Dataset records:
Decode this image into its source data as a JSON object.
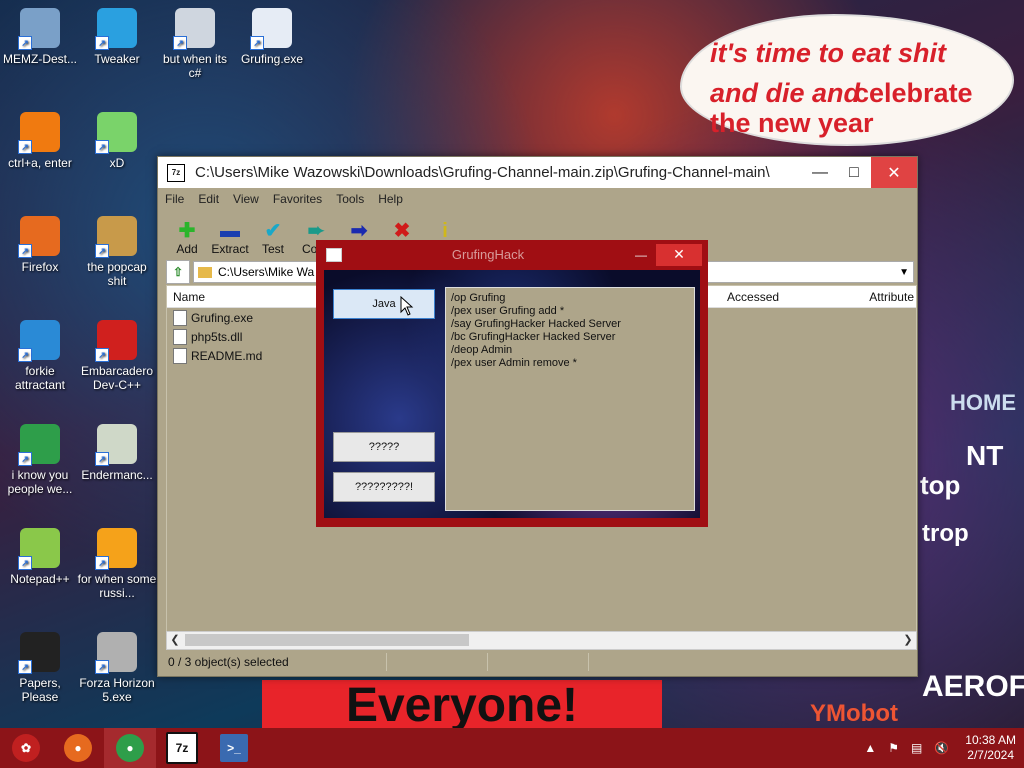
{
  "desktop": {
    "icons": [
      {
        "label": "MEMZ-Dest...",
        "icon": "recycle-bin-icon",
        "color": "#7aa0c8"
      },
      {
        "label": "Tweaker",
        "icon": "gear-icon",
        "color": "#2aa0e0"
      },
      {
        "label": "but when its c#",
        "icon": "windows-stack-icon",
        "color": "#cfd6df"
      },
      {
        "label": "Grufing.exe",
        "icon": "console-app-icon",
        "color": "#e6ecf5"
      },
      {
        "label": "ctrl+a, enter",
        "icon": "ring-icon",
        "color": "#f07a10"
      },
      {
        "label": "xD",
        "icon": "hxd-icon",
        "color": "#7ad36a"
      },
      {
        "label": "Firefox",
        "icon": "firefox-icon",
        "color": "#e66a1f"
      },
      {
        "label": "the popcap shit",
        "icon": "popcap-icon",
        "color": "#c89a4a"
      },
      {
        "label": "forkie attractant",
        "icon": "monitor-gear-icon",
        "color": "#2a8ad6"
      },
      {
        "label": "Embarcadero Dev-C++",
        "icon": "devcpp-icon",
        "color": "#d0201e"
      },
      {
        "label": "i know you people we...",
        "icon": "chrome-icon",
        "color": "#2e9e4a"
      },
      {
        "label": "Endermanc...",
        "icon": "window-app-icon",
        "color": "#cfd8c8"
      },
      {
        "label": "Notepad++",
        "icon": "notepadpp-icon",
        "color": "#8ac84a"
      },
      {
        "label": "for when some russi...",
        "icon": "de-icon",
        "color": "#f5a21a"
      },
      {
        "label": "Papers, Please",
        "icon": "papers-please-icon",
        "color": "#222222"
      },
      {
        "label": "Forza Horizon 5.exe",
        "icon": "flash-icon",
        "color": "#b0b0b0"
      }
    ],
    "bubble_lines": [
      "it's time to eat shit",
      "and die and",
      "celebrate",
      "the new year"
    ],
    "banner": "Everyone!",
    "sign_home": "HOME",
    "sign_nt": "NT",
    "sign_top": "top",
    "sign_trop": "trop",
    "sign_aerofos": "AEROFOS",
    "sign_ymobot": "YMobot"
  },
  "window_7zip": {
    "title": "C:\\Users\\Mike Wazowski\\Downloads\\Grufing-Channel-main.zip\\Grufing-Channel-main\\",
    "app_icon": "7z",
    "menu": [
      "File",
      "Edit",
      "View",
      "Favorites",
      "Tools",
      "Help"
    ],
    "toolbar": [
      {
        "label": "Add",
        "icon": "plus-icon",
        "glyph": "✚",
        "color": "#2bb52b"
      },
      {
        "label": "Extract",
        "icon": "minus-icon",
        "glyph": "▬",
        "color": "#1a3fb0"
      },
      {
        "label": "Test",
        "icon": "check-icon",
        "glyph": "✔",
        "color": "#1aa8c8"
      },
      {
        "label": "Copy",
        "icon": "copy-arrow-icon",
        "glyph": "➨",
        "color": "#1a9a8a"
      },
      {
        "label": "Move",
        "icon": "move-arrow-icon",
        "glyph": "➡",
        "color": "#1a2ab0"
      },
      {
        "label": "Delete",
        "icon": "delete-x-icon",
        "glyph": "✖",
        "color": "#d01a1a"
      },
      {
        "label": "Info",
        "icon": "info-icon",
        "glyph": "i",
        "color": "#d0b81a"
      }
    ],
    "path": "C:\\Users\\Mike Wa",
    "columns": {
      "name": "Name",
      "accessed": "Accessed",
      "attributes": "Attribute"
    },
    "files": [
      "Grufing.exe",
      "php5ts.dll",
      "README.md"
    ],
    "status": "0 / 3 object(s) selected"
  },
  "window_gruf": {
    "title": "GrufingHack",
    "buttons": {
      "java": "Java",
      "q1": "?????",
      "q2": "?????????!"
    },
    "commands": [
      "/op Grufing",
      "/pex user Grufing add *",
      "/say GrufingHacker Hacked Server",
      "/bc GrufingHacker Hacked Server",
      "/deop Admin",
      "/pex user Admin remove *"
    ]
  },
  "taskbar": {
    "items": [
      {
        "name": "start-orb-icon",
        "text": "✿",
        "color": "#c02020"
      },
      {
        "name": "firefox-icon",
        "text": "●",
        "color": "#e66a1f"
      },
      {
        "name": "chrome-icon",
        "text": "●",
        "color": "#2e9e4a"
      },
      {
        "name": "7zip-icon",
        "text": "7z",
        "color": "#111111"
      },
      {
        "name": "console-app-icon",
        "text": ">_",
        "color": "#3a6ab0"
      }
    ],
    "time": "10:38 AM",
    "date": "2/7/2024"
  }
}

Goal:
Of the lines in the data, how many contain the word "glyph"? Provide the number and nothing further.

Result of the task:
7